> _Objective_: Output every line exactly as written. Leave out pictures.

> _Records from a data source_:
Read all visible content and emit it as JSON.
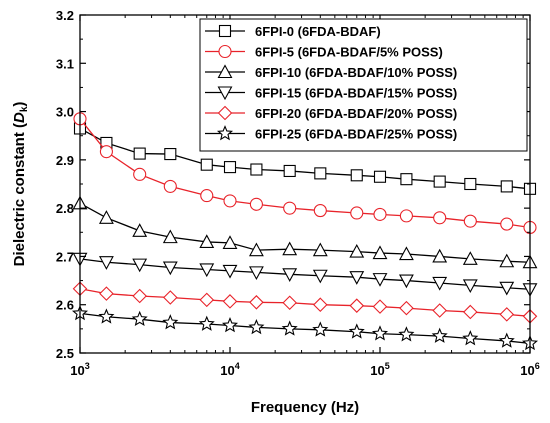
{
  "chart_data": {
    "type": "line",
    "xlabel": "Frequency (Hz)",
    "ylabel_prefix": "Dielectric constant (",
    "ylabel_symbol": "D",
    "ylabel_sub": "k",
    "ylabel_suffix": ")",
    "xscale": "log",
    "xlim": [
      1000,
      1000000
    ],
    "ylim": [
      2.5,
      3.2
    ],
    "x_ticks": [
      {
        "value": 1000,
        "base": "10",
        "exp": "3"
      },
      {
        "value": 10000,
        "base": "10",
        "exp": "4"
      },
      {
        "value": 100000,
        "base": "10",
        "exp": "5"
      },
      {
        "value": 1000000,
        "base": "10",
        "exp": "6"
      }
    ],
    "y_ticks": [
      "2.5",
      "2.6",
      "2.7",
      "2.8",
      "2.9",
      "3.0",
      "3.1",
      "3.2"
    ],
    "legend_position": "top-right",
    "grid": false,
    "x": [
      1000,
      1500,
      2500,
      4000,
      7000,
      10000,
      15000,
      25000,
      40000,
      70000,
      100000,
      150000,
      250000,
      400000,
      700000,
      1000000
    ],
    "series": [
      {
        "name": "6FPI-0 (6FDA-BDAF)",
        "marker": "square",
        "color": "#000000",
        "values": [
          2.965,
          2.935,
          2.913,
          2.912,
          2.89,
          2.885,
          2.88,
          2.877,
          2.872,
          2.868,
          2.865,
          2.86,
          2.855,
          2.85,
          2.845,
          2.84
        ]
      },
      {
        "name": "6FPI-5 (6FDA-BDAF/5% POSS)",
        "marker": "circle",
        "color": "#e8232a",
        "values": [
          2.985,
          2.917,
          2.87,
          2.845,
          2.826,
          2.815,
          2.808,
          2.8,
          2.795,
          2.79,
          2.787,
          2.784,
          2.78,
          2.773,
          2.767,
          2.76
        ]
      },
      {
        "name": "6FPI-10 (6FDA-BDAF/10% POSS)",
        "marker": "triangle-up",
        "color": "#000000",
        "values": [
          2.81,
          2.78,
          2.753,
          2.74,
          2.73,
          2.728,
          2.713,
          2.715,
          2.713,
          2.71,
          2.707,
          2.705,
          2.7,
          2.695,
          2.69,
          2.688
        ]
      },
      {
        "name": "6FPI-15 (6FDA-BDAF/15% POSS)",
        "marker": "triangle-down",
        "color": "#000000",
        "values": [
          2.695,
          2.688,
          2.683,
          2.677,
          2.673,
          2.67,
          2.667,
          2.663,
          2.66,
          2.657,
          2.653,
          2.65,
          2.645,
          2.64,
          2.635,
          2.632
        ]
      },
      {
        "name": "6FPI-20 (6FDA-BDAF/20% POSS)",
        "marker": "diamond",
        "color": "#e8232a",
        "values": [
          2.633,
          2.623,
          2.618,
          2.615,
          2.61,
          2.607,
          2.605,
          2.604,
          2.6,
          2.598,
          2.596,
          2.593,
          2.588,
          2.585,
          2.58,
          2.576
        ]
      },
      {
        "name": "6FPI-25 (6FDA-BDAF/25% POSS)",
        "marker": "star",
        "color": "#000000",
        "values": [
          2.582,
          2.575,
          2.57,
          2.563,
          2.56,
          2.557,
          2.553,
          2.55,
          2.548,
          2.544,
          2.54,
          2.538,
          2.535,
          2.53,
          2.525,
          2.52
        ]
      }
    ]
  }
}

> _Answer to the exercise_:
Read all visible content and emit it as JSON.
{
  "chart_data": {
    "type": "line",
    "xlabel": "Frequency (Hz)",
    "ylabel_prefix": "Dielectric constant (",
    "ylabel_symbol": "D",
    "ylabel_sub": "k",
    "ylabel_suffix": ")",
    "xscale": "log",
    "xlim": [
      1000,
      1000000
    ],
    "ylim": [
      2.5,
      3.2
    ],
    "x_ticks": [
      {
        "value": 1000,
        "base": "10",
        "exp": "3"
      },
      {
        "value": 10000,
        "base": "10",
        "exp": "4"
      },
      {
        "value": 100000,
        "base": "10",
        "exp": "5"
      },
      {
        "value": 1000000,
        "base": "10",
        "exp": "6"
      }
    ],
    "y_ticks": [
      "2.5",
      "2.6",
      "2.7",
      "2.8",
      "2.9",
      "3.0",
      "3.1",
      "3.2"
    ],
    "legend_position": "top-right",
    "grid": false,
    "x": [
      1000,
      1500,
      2500,
      4000,
      7000,
      10000,
      15000,
      25000,
      40000,
      70000,
      100000,
      150000,
      250000,
      400000,
      700000,
      1000000
    ],
    "series": [
      {
        "name": "6FPI-0 (6FDA-BDAF)",
        "marker": "square",
        "color": "#000000",
        "values": [
          2.965,
          2.935,
          2.913,
          2.912,
          2.89,
          2.885,
          2.88,
          2.877,
          2.872,
          2.868,
          2.865,
          2.86,
          2.855,
          2.85,
          2.845,
          2.84
        ]
      },
      {
        "name": "6FPI-5 (6FDA-BDAF/5% POSS)",
        "marker": "circle",
        "color": "#e8232a",
        "values": [
          2.985,
          2.917,
          2.87,
          2.845,
          2.826,
          2.815,
          2.808,
          2.8,
          2.795,
          2.79,
          2.787,
          2.784,
          2.78,
          2.773,
          2.767,
          2.76
        ]
      },
      {
        "name": "6FPI-10 (6FDA-BDAF/10% POSS)",
        "marker": "triangle-up",
        "color": "#000000",
        "values": [
          2.81,
          2.78,
          2.753,
          2.74,
          2.73,
          2.728,
          2.713,
          2.715,
          2.713,
          2.71,
          2.707,
          2.705,
          2.7,
          2.695,
          2.69,
          2.688
        ]
      },
      {
        "name": "6FPI-15 (6FDA-BDAF/15% POSS)",
        "marker": "triangle-down",
        "color": "#000000",
        "values": [
          2.695,
          2.688,
          2.683,
          2.677,
          2.673,
          2.67,
          2.667,
          2.663,
          2.66,
          2.657,
          2.653,
          2.65,
          2.645,
          2.64,
          2.635,
          2.632
        ]
      },
      {
        "name": "6FPI-20 (6FDA-BDAF/20% POSS)",
        "marker": "diamond",
        "color": "#e8232a",
        "values": [
          2.633,
          2.623,
          2.618,
          2.615,
          2.61,
          2.607,
          2.605,
          2.604,
          2.6,
          2.598,
          2.596,
          2.593,
          2.588,
          2.585,
          2.58,
          2.576
        ]
      },
      {
        "name": "6FPI-25 (6FDA-BDAF/25% POSS)",
        "marker": "star",
        "color": "#000000",
        "values": [
          2.582,
          2.575,
          2.57,
          2.563,
          2.56,
          2.557,
          2.553,
          2.55,
          2.548,
          2.544,
          2.54,
          2.538,
          2.535,
          2.53,
          2.525,
          2.52
        ]
      }
    ]
  }
}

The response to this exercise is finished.